> [WRITTEN INSTRUCTION]
Omit every picture, then give all the entries again exactly.

> [RAW DATA]

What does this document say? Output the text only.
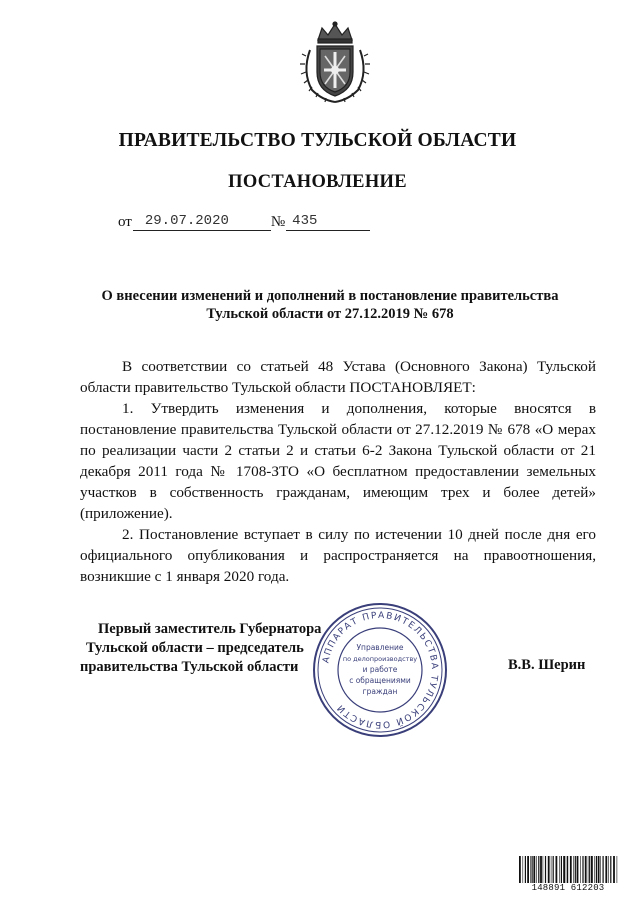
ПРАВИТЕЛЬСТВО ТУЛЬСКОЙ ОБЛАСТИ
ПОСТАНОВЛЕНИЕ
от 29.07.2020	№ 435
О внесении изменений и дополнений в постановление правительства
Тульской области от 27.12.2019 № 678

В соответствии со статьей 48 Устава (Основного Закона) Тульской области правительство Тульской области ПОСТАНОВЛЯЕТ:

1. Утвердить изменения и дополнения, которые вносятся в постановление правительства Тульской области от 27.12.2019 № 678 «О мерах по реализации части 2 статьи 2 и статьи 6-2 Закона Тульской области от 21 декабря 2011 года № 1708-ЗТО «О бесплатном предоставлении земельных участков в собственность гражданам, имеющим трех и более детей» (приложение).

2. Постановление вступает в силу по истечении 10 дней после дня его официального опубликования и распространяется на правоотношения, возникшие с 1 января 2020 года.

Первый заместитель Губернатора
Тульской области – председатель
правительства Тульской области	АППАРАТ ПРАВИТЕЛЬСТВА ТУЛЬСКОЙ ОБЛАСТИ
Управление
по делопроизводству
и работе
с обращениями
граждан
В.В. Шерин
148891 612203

> [RESPONSE FOR THIS EXERCISE]
What does this document say? Output the text only.
ПРАВИТЕЛЬСТВО ТУЛЬСКОЙ ОБЛАСТИ
ПОСТАНОВЛЕНИЕ
от 29.07.2020	№ 435
О внесении изменений и дополнений в постановление правительства
Тульской области от 27.12.2019 № 678

В соответствии со статьей 48 Устава (Основного Закона) Тульской области правительство Тульской области ПОСТАНОВЛЯЕТ:

1. Утвердить изменения и дополнения, которые вносятся в постановление правительства Тульской области от 27.12.2019 № 678 «О мерах по реализации части 2 статьи 2 и статьи 6-2 Закона Тульской области от 21 декабря 2011 года № 1708-ЗТО «О бесплатном предоставлении земельных участков в собственность гражданам, имеющим трех и более детей» (приложение).

2. Постановление вступает в силу по истечении 10 дней после дня его официального опубликования и распространяется на правоотношения, возникшие с 1 января 2020 года.

Первый заместитель Губернатора
Тульской области – председатель
правительства Тульской области	АППАРАТ ПРАВИТЕЛЬСТВА ТУЛЬСКОЙ ОБЛАСТИ
Управление
по делопроизводству
и работе
с обращениями
граждан
В.В. Шерин
148891 612203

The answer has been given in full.